— START Supplied information —

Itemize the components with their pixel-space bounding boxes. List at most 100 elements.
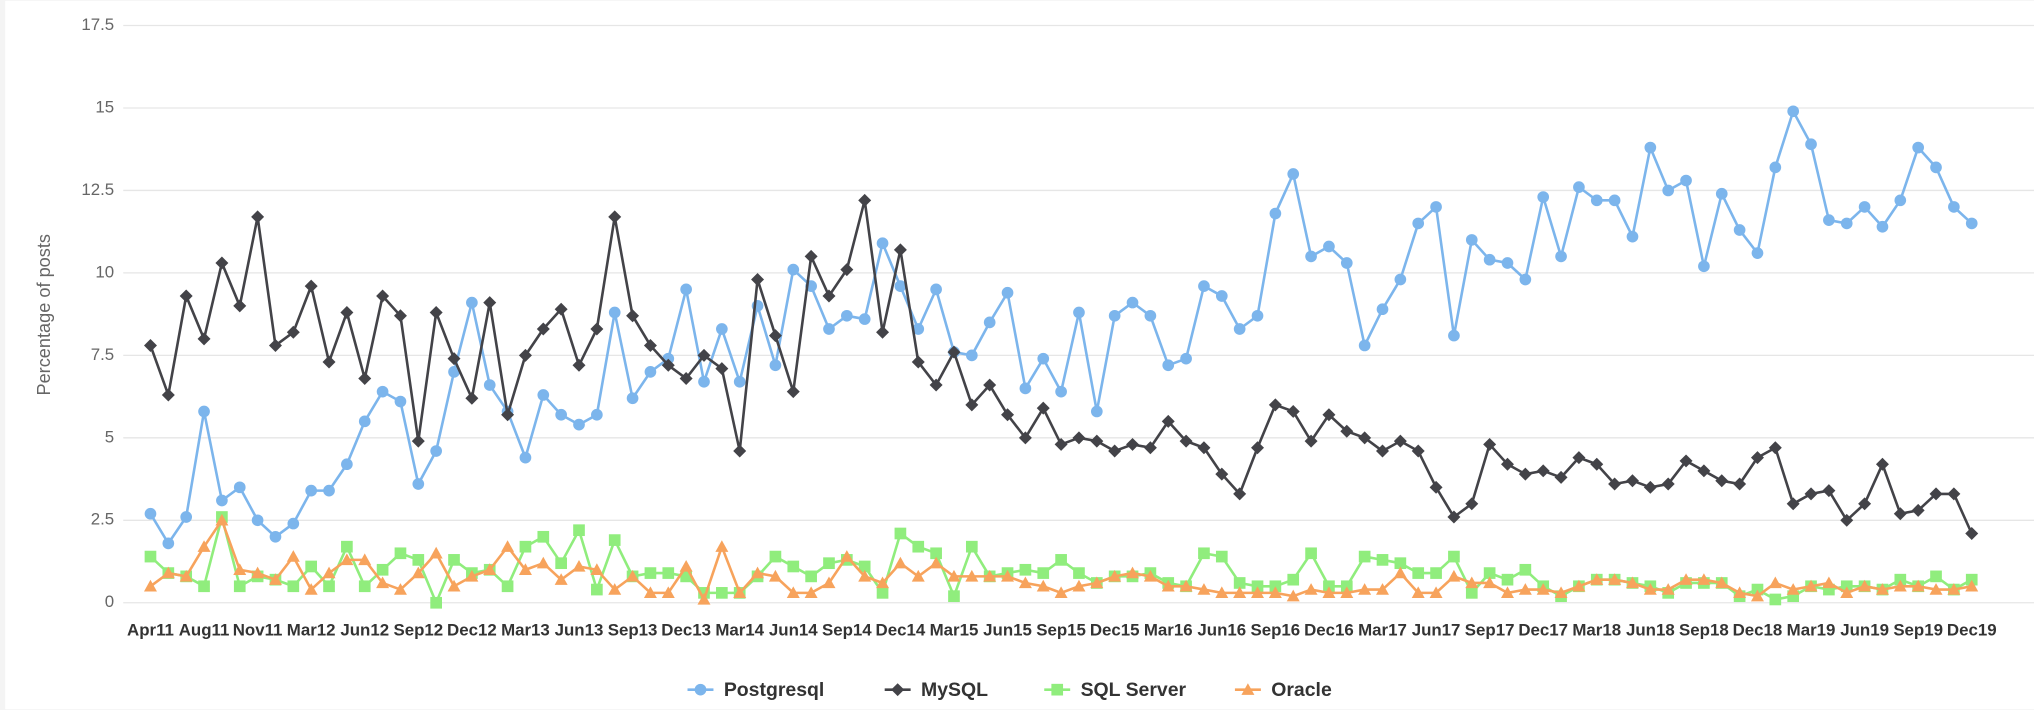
point [1948, 201, 1960, 213]
point [1269, 207, 1282, 220]
point [929, 556, 943, 569]
legend-item[interactable]: SQL Server [1044, 679, 1187, 701]
point [1483, 253, 1496, 266]
point [1358, 339, 1371, 352]
legend-label[interactable]: Postgresql [724, 679, 824, 701]
point [1893, 507, 1907, 521]
point [698, 375, 710, 388]
point [1162, 359, 1175, 372]
legend-symbol [1241, 683, 1255, 695]
legend-item[interactable]: MySQL [884, 679, 988, 701]
x-tick-label: Mar17 [1358, 621, 1407, 640]
point [1643, 480, 1657, 494]
point [1287, 168, 1300, 180]
point [1483, 576, 1497, 589]
point [1750, 589, 1764, 602]
point [858, 193, 872, 207]
point [1536, 583, 1550, 595]
legend-item[interactable]: Postgresql [687, 679, 825, 701]
point [1769, 161, 1782, 174]
legend-item[interactable]: Oracle [1234, 679, 1332, 701]
point [751, 566, 765, 579]
point [822, 576, 836, 589]
point [1037, 352, 1050, 365]
point [1037, 567, 1050, 579]
point [1519, 273, 1532, 286]
point [358, 580, 371, 593]
x-tick-label: Dec17 [1518, 621, 1568, 640]
x-tick-label: Sep15 [1036, 621, 1086, 640]
point [215, 256, 229, 270]
point [1625, 474, 1639, 488]
point [215, 513, 229, 526]
x-tick-label: Dec12 [447, 621, 497, 640]
point [733, 375, 746, 388]
legend-label[interactable]: Oracle [1271, 679, 1332, 701]
point [1411, 444, 1425, 458]
point [286, 550, 300, 562]
point [1661, 583, 1675, 595]
point [1287, 573, 1300, 586]
point [1448, 329, 1460, 342]
point [1018, 576, 1032, 589]
point [536, 322, 550, 336]
point [1411, 586, 1425, 599]
point [537, 389, 550, 401]
point [1643, 583, 1657, 595]
point [823, 323, 835, 335]
point [412, 554, 425, 566]
point [930, 547, 942, 560]
point [1251, 580, 1264, 593]
point [1376, 583, 1389, 595]
y-tick-label: 12.5 [81, 180, 114, 199]
point [358, 415, 371, 428]
point [216, 494, 228, 507]
point [1662, 184, 1675, 197]
y-tick-label: 7.5 [91, 345, 114, 364]
point [1215, 290, 1228, 302]
x-tick-label: Dec14 [876, 621, 926, 640]
point [1679, 454, 1693, 468]
point [1786, 497, 1800, 511]
point [1787, 590, 1800, 603]
point [1590, 573, 1604, 585]
x-tick-label: Jun13 [555, 621, 604, 640]
point [305, 560, 318, 573]
point [1323, 580, 1335, 593]
point [1001, 408, 1015, 422]
point [1518, 583, 1532, 595]
point [1894, 194, 1907, 207]
point [1947, 583, 1961, 595]
point [679, 559, 693, 572]
point [1340, 424, 1354, 438]
point [1930, 161, 1942, 174]
legend-label[interactable]: SQL Server [1081, 679, 1187, 701]
point [1537, 191, 1550, 203]
point [1680, 174, 1692, 187]
legend-label[interactable]: MySQL [921, 679, 988, 701]
point [1572, 579, 1586, 592]
point [1786, 583, 1800, 595]
point [786, 385, 800, 399]
point [1518, 467, 1532, 481]
point [983, 569, 997, 582]
point [1893, 579, 1907, 592]
x-tick-label: Nov11 [233, 621, 283, 640]
point [876, 576, 890, 589]
point [947, 345, 961, 359]
point [1930, 570, 1942, 583]
point [1340, 257, 1353, 269]
point [198, 580, 210, 593]
point [804, 249, 818, 263]
point [1108, 309, 1121, 322]
x-tick-label: Mar18 [1572, 621, 1621, 640]
point [1965, 579, 1979, 592]
point [1358, 550, 1371, 563]
point [251, 514, 264, 527]
point [1590, 194, 1603, 207]
point [1644, 141, 1657, 154]
point [1251, 586, 1265, 599]
point [911, 355, 925, 369]
point [233, 563, 247, 575]
x-tick-label: Mar12 [287, 621, 336, 640]
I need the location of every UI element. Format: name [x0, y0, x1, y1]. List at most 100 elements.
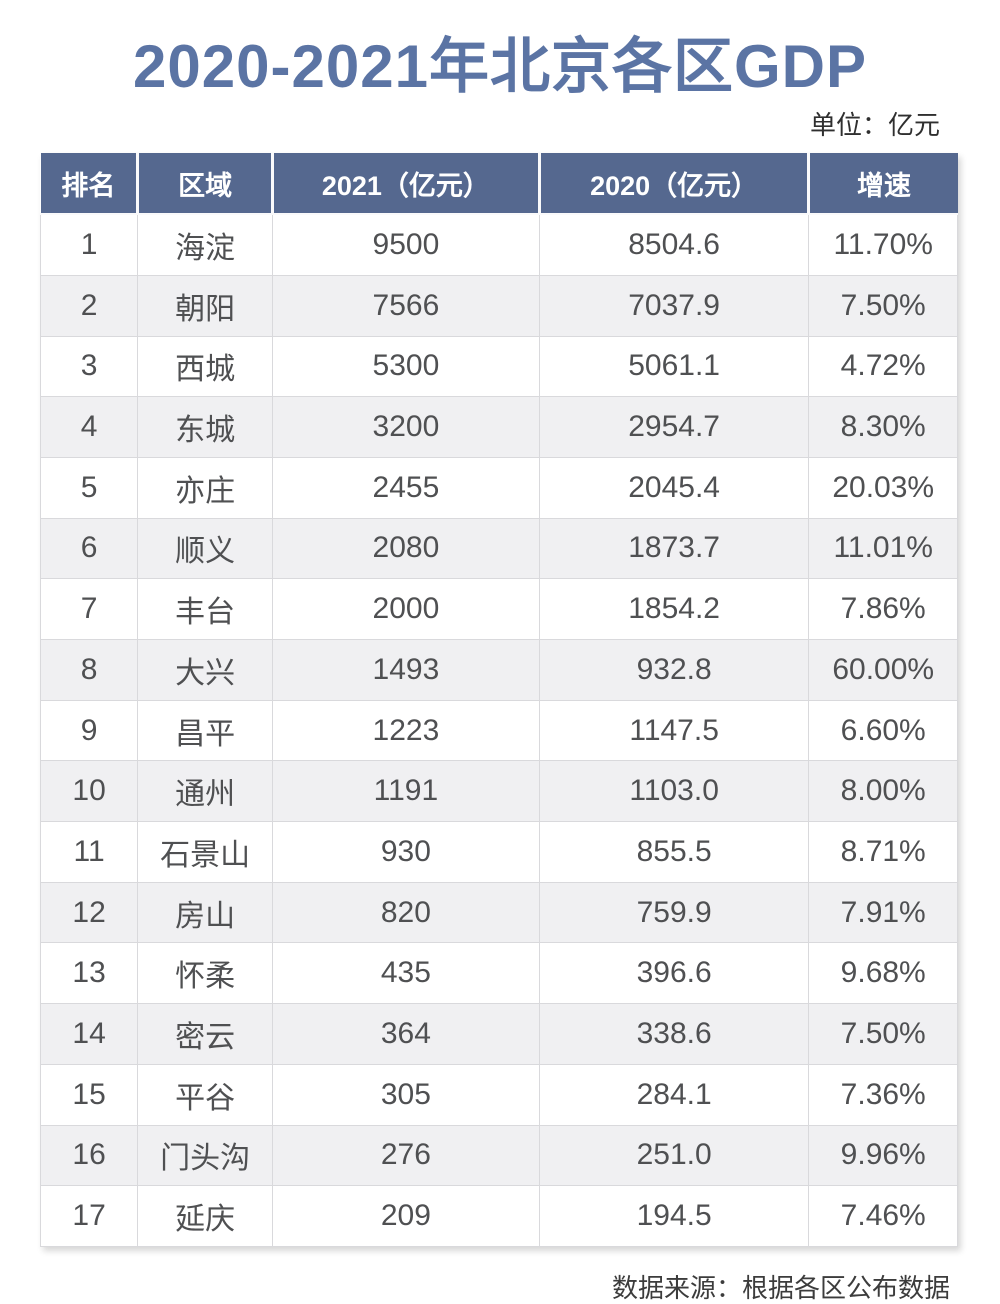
- table-row: 7 丰台 2000 1854.2 7.86%: [39, 578, 958, 640]
- table-cell: 7: [39, 578, 139, 640]
- table-cell: 338.6: [538, 1003, 810, 1065]
- table-cell: 7.46%: [808, 1185, 958, 1247]
- table-cell: 2000: [271, 578, 540, 640]
- table-cell: 20.03%: [808, 456, 958, 519]
- table-cell: 194.5: [538, 1185, 810, 1247]
- table-cell: 11: [39, 821, 139, 883]
- table-cell: 13: [39, 942, 139, 1005]
- table-row: 5 亦庄 2455 2045.4 20.03%: [39, 456, 958, 519]
- table-cell: 7.91%: [808, 881, 958, 944]
- table-cell: 364: [271, 1003, 540, 1065]
- header-row: 排名 区域 2021（亿元） 2020（亿元） 增速: [40, 153, 958, 216]
- table-cell: 932.8: [538, 639, 810, 701]
- table-cell: 6: [39, 517, 139, 580]
- table-cell: 8.30%: [808, 396, 958, 458]
- table-row: 8 大兴 1493 932.8 60.00%: [39, 639, 958, 701]
- table-row: 11 石景山 930 855.5 8.71%: [39, 821, 958, 883]
- table-cell: 1854.2: [538, 578, 810, 640]
- table-row: 16 门头沟 276 251.0 9.96%: [39, 1124, 958, 1187]
- table-cell: 209: [271, 1185, 540, 1247]
- table-cell: 门头沟: [137, 1124, 273, 1187]
- table-section: 单位：亿元 排名 区域 2021（亿元） 2020（亿元） 增速 1 海淀 9500 8504…: [39, 110, 958, 1304]
- table-cell: 11.70%: [808, 213, 958, 276]
- table-cell: 435: [271, 942, 540, 1005]
- table-row: 1 海淀 9500 8504.6 11.70%: [39, 213, 958, 276]
- table-cell: 1873.7: [538, 517, 810, 580]
- table-cell: 2045.4: [538, 456, 810, 519]
- table-cell: 5300: [271, 335, 540, 398]
- table-cell: 12: [39, 881, 139, 944]
- table-cell: 1: [39, 213, 139, 276]
- table-cell: 7.50%: [808, 1003, 958, 1065]
- table-cell: 5: [39, 456, 139, 519]
- gdp-table-header: 排名 区域 2021（亿元） 2020（亿元） 增速: [40, 153, 958, 216]
- table-cell: 海淀: [137, 213, 273, 276]
- column-header: 区域: [136, 153, 273, 216]
- table-cell: 759.9: [538, 881, 810, 944]
- table-cell: 14: [39, 1003, 139, 1065]
- table-cell: 396.6: [538, 942, 810, 1005]
- table-cell: 7.50%: [808, 274, 958, 337]
- table-cell: 15: [39, 1063, 139, 1126]
- table-cell: 8.00%: [808, 760, 958, 823]
- table-cell: 3200: [271, 396, 540, 458]
- table-cell: 7.36%: [808, 1063, 958, 1126]
- table-cell: 9.96%: [808, 1124, 958, 1187]
- table-row: 3 西城 5300 5061.1 4.72%: [39, 335, 958, 398]
- table-cell: 西城: [137, 335, 273, 398]
- table-cell: 昌平: [137, 699, 273, 762]
- source-label: 数据来源：根据各区公布数据: [611, 1272, 950, 1303]
- table-cell: 2080: [271, 517, 540, 580]
- table-cell: 4: [39, 396, 139, 458]
- column-header: 排名: [40, 153, 138, 216]
- table-cell: 1493: [271, 639, 540, 701]
- table-cell: 3: [39, 335, 139, 398]
- table-cell: 亦庄: [137, 456, 273, 519]
- table-cell: 6.60%: [808, 699, 958, 762]
- table-row: 15 平谷 305 284.1 7.36%: [39, 1063, 958, 1126]
- table-cell: 930: [271, 821, 540, 883]
- table-cell: 石景山: [137, 821, 273, 883]
- table-row: 6 顺义 2080 1873.7 11.01%: [39, 517, 958, 580]
- table-cell: 怀柔: [137, 942, 273, 1005]
- table-cell: 276: [271, 1124, 540, 1187]
- table-cell: 8504.6: [538, 213, 810, 276]
- table-cell: 1223: [271, 699, 540, 762]
- table-cell: 7.86%: [808, 578, 958, 640]
- table-row: 9 昌平 1223 1147.5 6.60%: [39, 699, 958, 762]
- table-cell: 延庆: [137, 1185, 273, 1247]
- unit-label: 单位：亿元: [809, 110, 940, 140]
- table-cell: 顺义: [137, 517, 273, 580]
- table-row: 14 密云 364 338.6 7.50%: [39, 1003, 958, 1065]
- table-cell: 1191: [271, 760, 540, 823]
- table-cell: 8.71%: [808, 821, 958, 883]
- table-cell: 7566: [271, 274, 540, 337]
- table-cell: 10: [39, 760, 139, 823]
- table-cell: 5061.1: [538, 335, 810, 398]
- table-cell: 房山: [137, 881, 273, 944]
- table-cell: 855.5: [538, 821, 810, 883]
- table-cell: 丰台: [137, 578, 273, 640]
- column-header: 2021（亿元）: [270, 153, 540, 216]
- table-cell: 7037.9: [538, 274, 810, 337]
- table-row: 12 房山 820 759.9 7.91%: [39, 881, 958, 944]
- table-cell: 9: [39, 699, 139, 762]
- table-cell: 60.00%: [808, 639, 958, 701]
- page-title: 2020-2021年北京各区GDP: [133, 33, 867, 100]
- table-cell: 平谷: [137, 1063, 273, 1126]
- table-row: 13 怀柔 435 396.6 9.68%: [39, 942, 958, 1005]
- table-cell: 305: [271, 1063, 540, 1126]
- column-header: 增速: [807, 153, 958, 216]
- table-cell: 密云: [137, 1003, 273, 1065]
- table-cell: 284.1: [538, 1063, 810, 1126]
- table-cell: 通州: [137, 760, 273, 823]
- table-cell: 17: [39, 1185, 139, 1247]
- table-row: 10 通州 1191 1103.0 8.00%: [39, 760, 958, 823]
- table-row: 4 东城 3200 2954.7 8.30%: [39, 396, 958, 458]
- table-cell: 9500: [271, 213, 540, 276]
- table-cell: 8: [39, 639, 139, 701]
- column-header: 2020（亿元）: [537, 153, 809, 216]
- table-cell: 1103.0: [538, 760, 810, 823]
- table-cell: 2: [39, 274, 139, 337]
- table-cell: 1147.5: [538, 699, 810, 762]
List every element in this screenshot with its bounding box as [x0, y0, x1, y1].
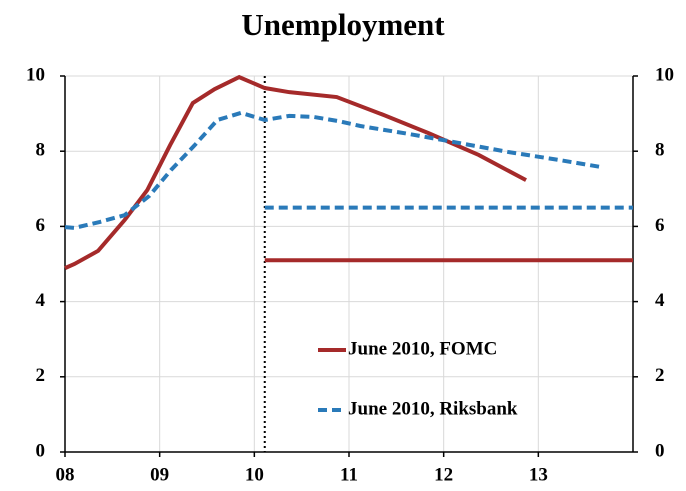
y2-tick-label: 6	[655, 215, 665, 236]
y2-tick-label: 10	[655, 64, 674, 85]
x-tick-label: 13	[529, 464, 548, 485]
y-tick-label: 6	[36, 215, 46, 236]
x-tick-label: 11	[340, 464, 358, 485]
legend-label: June 2010, Riksbank	[348, 398, 518, 419]
series-line	[64, 74, 527, 270]
y2-tick-label: 2	[655, 365, 665, 386]
y2-tick-label: 0	[655, 440, 665, 461]
legend-label: June 2010, FOMC	[348, 338, 497, 359]
x-tick-label: 12	[434, 464, 453, 485]
chart-title: Unemployment	[241, 7, 445, 42]
x-tick-label: 08	[56, 464, 75, 485]
y-tick-label: 8	[36, 140, 46, 161]
x-tick-label: 10	[245, 464, 264, 485]
y-tick-label: 2	[36, 365, 46, 386]
x-tick-label: 09	[150, 464, 169, 485]
series-line	[64, 110, 602, 230]
y-tick-label: 4	[36, 290, 46, 311]
y-tick-label: 10	[26, 64, 45, 85]
y-tick-label: 0	[36, 440, 46, 461]
y2-tick-label: 8	[655, 140, 665, 161]
y2-tick-label: 4	[655, 290, 665, 311]
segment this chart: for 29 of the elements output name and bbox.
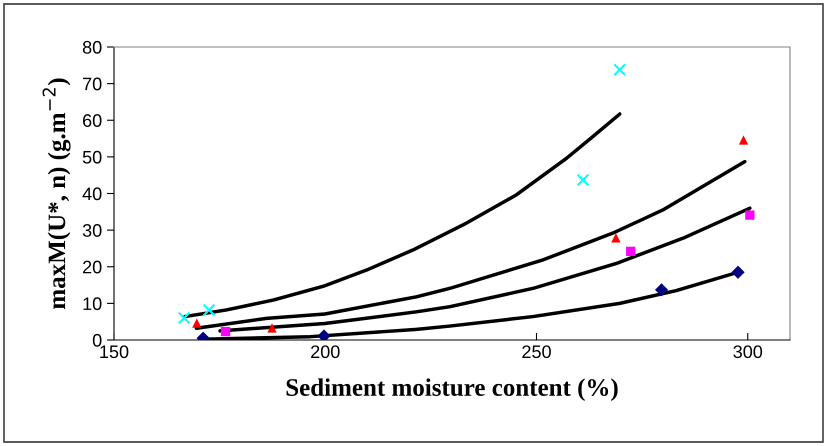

— END Supplied information —

▸ **What you are asked to do**: Switch "MySQL" to "MariaDB" in the listing from the line with "point [1948, 201, 1960, 213]" up to and including the line with "point [1536, 583, 1550, 595]". Can you write out only those lines, with nothing else in them changed?

▸ **Exercise solution**:
point [1948, 201, 1960, 213]
point [1269, 207, 1282, 220]
point [929, 556, 943, 569]
legend-item[interactable]: SQL Server [1044, 679, 1187, 701]
point [1483, 253, 1496, 266]
point [1358, 339, 1371, 352]
legend-label[interactable]: Postgresql [724, 679, 824, 701]
point [1893, 507, 1907, 521]
point [698, 375, 710, 388]
point [1162, 359, 1175, 372]
legend-symbol [1241, 683, 1255, 695]
legend-item[interactable]: MariaDB [884, 679, 988, 701]
x-tick-label: Mar17 [1358, 621, 1407, 640]
point [1643, 480, 1657, 494]
point [1287, 168, 1300, 180]
point [1483, 576, 1497, 589]
point [1750, 589, 1764, 602]
point [858, 193, 872, 207]
point [1536, 583, 1550, 595]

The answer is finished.